• PROBLEM DESCRIPTION:
Leave out every picture, then transcribe the rest of the listing exactly.

• RECORDS FOR THE TASK:
++++

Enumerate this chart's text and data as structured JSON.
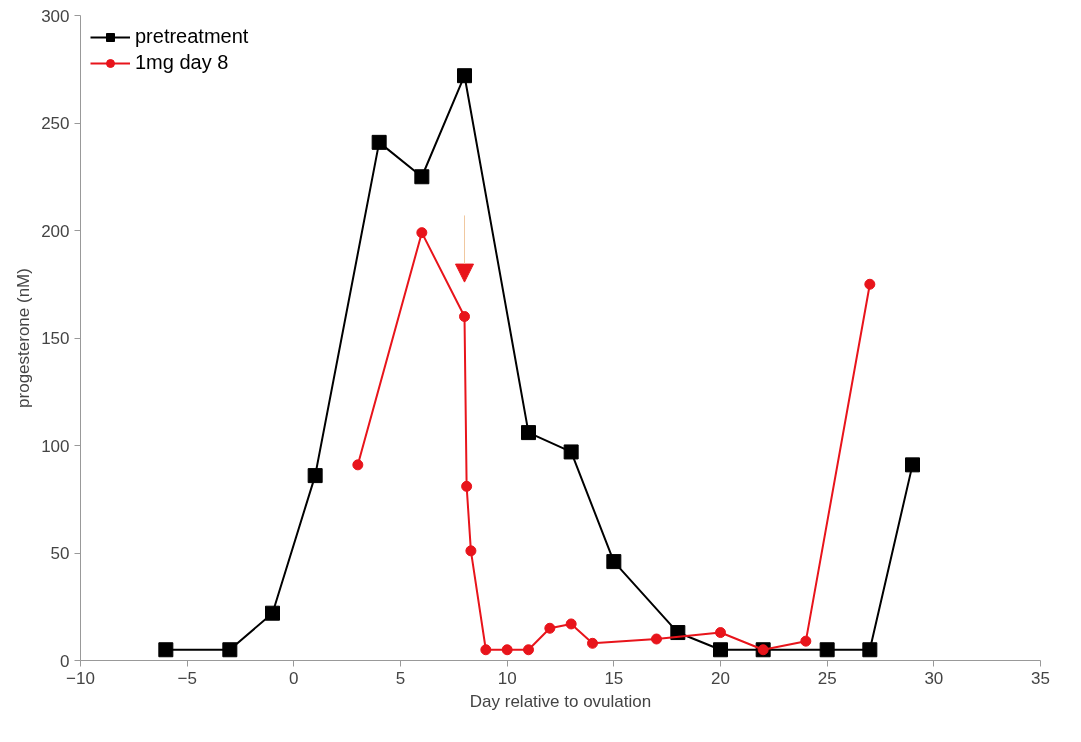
{
  "chart_data": {
    "type": "line",
    "xlabel": "Day relative to ovulation",
    "ylabel": "progesterone (nM)",
    "xlim": [
      -10,
      35
    ],
    "xticks": [
      -10,
      -5,
      0,
      5,
      10,
      15,
      20,
      25,
      30,
      35
    ],
    "ylim": [
      0,
      300
    ],
    "yticks": [
      0,
      50,
      100,
      150,
      200,
      250,
      300
    ],
    "grid": false,
    "legend": "top left",
    "series": [
      {
        "name": "pretreatment",
        "color": "#000000",
        "marker": "square",
        "x": [
          -6,
          -3,
          -1,
          1,
          4,
          6,
          8,
          11,
          13,
          15,
          18,
          20,
          22,
          25,
          27,
          29
        ],
        "values": [
          5,
          5,
          22,
          86,
          241,
          225,
          272,
          106,
          97,
          46,
          13,
          5,
          5,
          5,
          5,
          91
        ]
      },
      {
        "name": "1mg day 8",
        "color": "#e8141b",
        "marker": "circle",
        "x": [
          3,
          6,
          8,
          8.1,
          8.3,
          9,
          10,
          11,
          12,
          13,
          14,
          17,
          20,
          22,
          24,
          27
        ],
        "values": [
          91,
          199,
          160,
          81,
          51,
          5,
          5,
          5,
          15,
          17,
          8,
          10,
          13,
          5,
          9,
          175
        ]
      }
    ]
  }
}
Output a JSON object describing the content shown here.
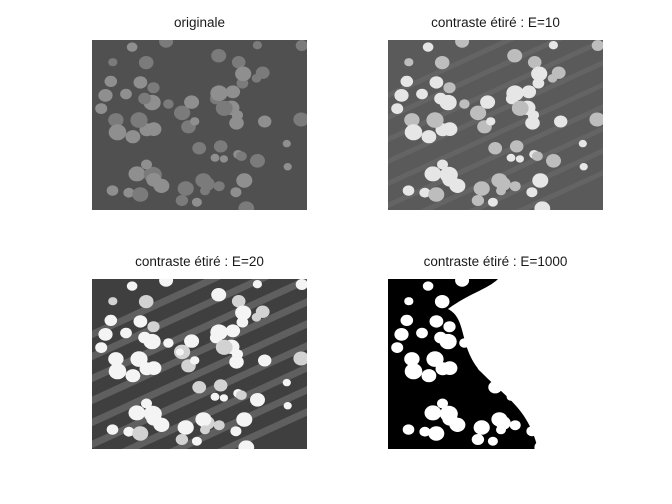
{
  "figure": {
    "panels": [
      {
        "title": "originale",
        "contrast": "low",
        "background_color": "#505050",
        "nucleus_color": "#8a8a8a"
      },
      {
        "title": "contraste étiré : E=10",
        "contrast": "medium",
        "background_color": "#5a5a5a",
        "nucleus_color": "#e6e6e6"
      },
      {
        "title": "contraste étiré : E=20",
        "contrast": "high",
        "background_color": "#3f3f3f",
        "nucleus_color": "#f4f4f4"
      },
      {
        "title": "contraste étiré : E=1000",
        "contrast": "binary",
        "background_color": "#000000",
        "nucleus_color": "#ffffff"
      }
    ]
  }
}
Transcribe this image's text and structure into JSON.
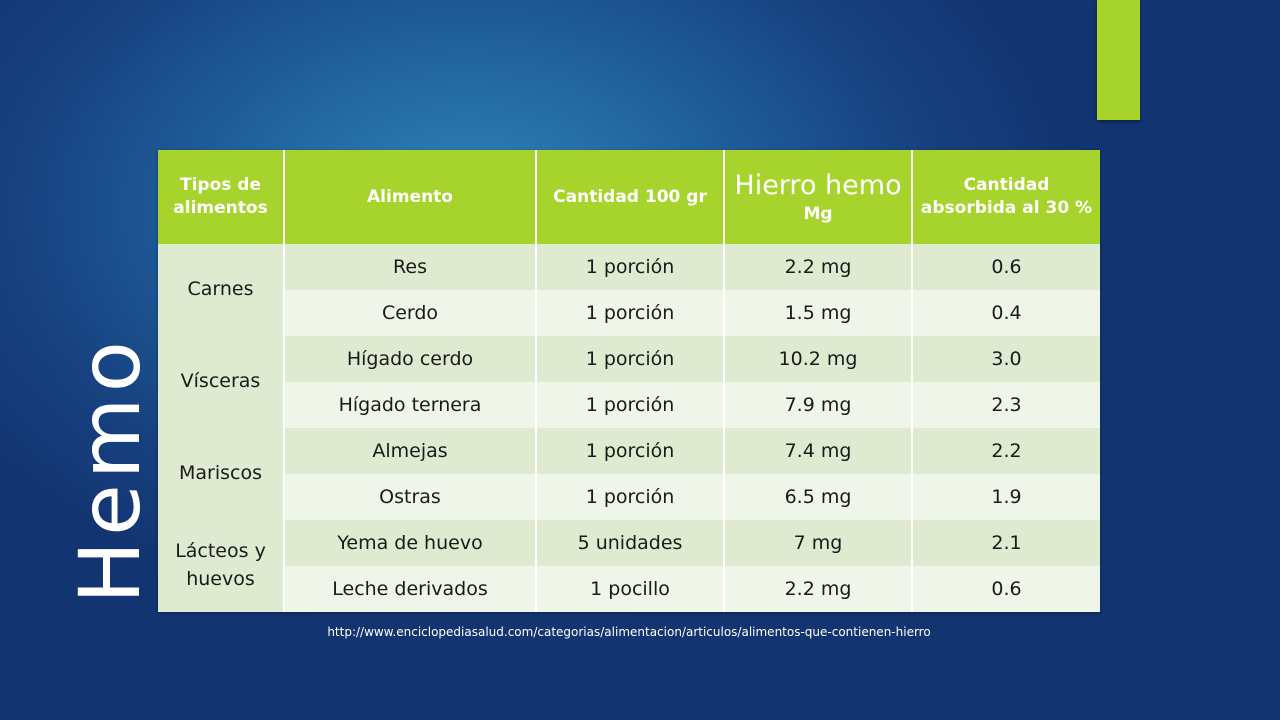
{
  "slide": {
    "title": "Hemo",
    "source_url": "http://www.enciclopediasalud.com/categorias/alimentacion/articulos/alimentos-que-contienen-hierro",
    "accent_color": "#a7d42c"
  },
  "table": {
    "headers": {
      "tipos": "Tipos de alimentos",
      "alimento": "Alimento",
      "cantidad": "Cantidad 100 gr",
      "hierro_main": "Hierro hemo",
      "hierro_unit": "Mg",
      "absorbida": "Cantidad absorbida al 30 %"
    },
    "groups": [
      {
        "name": "Carnes",
        "rows": [
          {
            "alimento": "Res",
            "cantidad": "1 porción",
            "hierro": "2.2 mg",
            "absorbida": "0.6"
          },
          {
            "alimento": "Cerdo",
            "cantidad": "1 porción",
            "hierro": "1.5 mg",
            "absorbida": "0.4"
          }
        ]
      },
      {
        "name": "Vísceras",
        "rows": [
          {
            "alimento": "Hígado cerdo",
            "cantidad": "1 porción",
            "hierro": "10.2 mg",
            "absorbida": "3.0"
          },
          {
            "alimento": "Hígado ternera",
            "cantidad": "1 porción",
            "hierro": "7.9 mg",
            "absorbida": "2.3"
          }
        ]
      },
      {
        "name": "Mariscos",
        "rows": [
          {
            "alimento": "Almejas",
            "cantidad": "1 porción",
            "hierro": "7.4 mg",
            "absorbida": "2.2"
          },
          {
            "alimento": "Ostras",
            "cantidad": "1 porción",
            "hierro": "6.5 mg",
            "absorbida": "1.9"
          }
        ]
      },
      {
        "name": "Lácteos y huevos",
        "rows": [
          {
            "alimento": "Yema de huevo",
            "cantidad": "5 unidades",
            "hierro": "7 mg",
            "absorbida": "2.1"
          },
          {
            "alimento": "Leche derivados",
            "cantidad": "1 pocillo",
            "hierro": "2.2 mg",
            "absorbida": "0.6"
          }
        ]
      }
    ]
  }
}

++++

• WRITTEN RESPONSE:
Enumerate this chart's text and data as structured JSON.
{
  "chart_data": {
    "type": "line",
    "xlabel": "Day relative to ovulation",
    "ylabel": "progesterone (nM)",
    "xlim": [
      -10,
      35
    ],
    "xticks": [
      -10,
      -5,
      0,
      5,
      10,
      15,
      20,
      25,
      30,
      35
    ],
    "ylim": [
      0,
      300
    ],
    "yticks": [
      0,
      50,
      100,
      150,
      200,
      250,
      300
    ],
    "grid": false,
    "legend": "top left",
    "series": [
      {
        "name": "pretreatment",
        "color": "#000000",
        "marker": "square",
        "x": [
          -6,
          -3,
          -1,
          1,
          4,
          6,
          8,
          11,
          13,
          15,
          18,
          20,
          22,
          25,
          27,
          29
        ],
        "values": [
          5,
          5,
          22,
          86,
          241,
          225,
          272,
          106,
          97,
          46,
          13,
          5,
          5,
          5,
          5,
          91
        ]
      },
      {
        "name": "1mg day 8",
        "color": "#e8141b",
        "marker": "circle",
        "x": [
          3,
          6,
          8,
          8.1,
          8.3,
          9,
          10,
          11,
          12,
          13,
          14,
          17,
          20,
          22,
          24,
          27
        ],
        "values": [
          91,
          199,
          160,
          81,
          51,
          5,
          5,
          5,
          15,
          17,
          8,
          10,
          13,
          5,
          9,
          175
        ]
      }
    ]
  }
}
Output a JSON object describing the content shown here.
{
  "figure": {
    "panels": [
      {
        "title": "originale",
        "contrast": "low",
        "background_color": "#505050",
        "nucleus_color": "#8a8a8a"
      },
      {
        "title": "contraste étiré : E=10",
        "contrast": "medium",
        "background_color": "#5a5a5a",
        "nucleus_color": "#e6e6e6"
      },
      {
        "title": "contraste étiré : E=20",
        "contrast": "high",
        "background_color": "#3f3f3f",
        "nucleus_color": "#f4f4f4"
      },
      {
        "title": "contraste étiré : E=1000",
        "contrast": "binary",
        "background_color": "#000000",
        "nucleus_color": "#ffffff"
      }
    ]
  }
}
Transcribe this image's text and structure into JSON.
{
  "slide": {
    "title": "Hemo",
    "source_url": "http://www.enciclopediasalud.com/categorias/alimentacion/articulos/alimentos-que-contienen-hierro",
    "accent_color": "#a7d42c"
  },
  "table": {
    "headers": {
      "tipos": "Tipos de alimentos",
      "alimento": "Alimento",
      "cantidad": "Cantidad 100 gr",
      "hierro_main": "Hierro hemo",
      "hierro_unit": "Mg",
      "absorbida": "Cantidad absorbida al 30 %"
    },
    "groups": [
      {
        "name": "Carnes",
        "rows": [
          {
            "alimento": "Res",
            "cantidad": "1 porción",
            "hierro": "2.2 mg",
            "absorbida": "0.6"
          },
          {
            "alimento": "Cerdo",
            "cantidad": "1 porción",
            "hierro": "1.5 mg",
            "absorbida": "0.4"
          }
        ]
      },
      {
        "name": "Vísceras",
        "rows": [
          {
            "alimento": "Hígado cerdo",
            "cantidad": "1 porción",
            "hierro": "10.2 mg",
            "absorbida": "3.0"
          },
          {
            "alimento": "Hígado ternera",
            "cantidad": "1 porción",
            "hierro": "7.9 mg",
            "absorbida": "2.3"
          }
        ]
      },
      {
        "name": "Mariscos",
        "rows": [
          {
            "alimento": "Almejas",
            "cantidad": "1 porción",
            "hierro": "7.4 mg",
            "absorbida": "2.2"
          },
          {
            "alimento": "Ostras",
            "cantidad": "1 porción",
            "hierro": "6.5 mg",
            "absorbida": "1.9"
          }
        ]
      },
      {
        "name": "Lácteos y huevos",
        "rows": [
          {
            "alimento": "Yema de huevo",
            "cantidad": "5 unidades",
            "hierro": "7 mg",
            "absorbida": "2.1"
          },
          {
            "alimento": "Leche derivados",
            "cantidad": "1 pocillo",
            "hierro": "2.2 mg",
            "absorbida": "0.6"
          }
        ]
      }
    ]
  }
}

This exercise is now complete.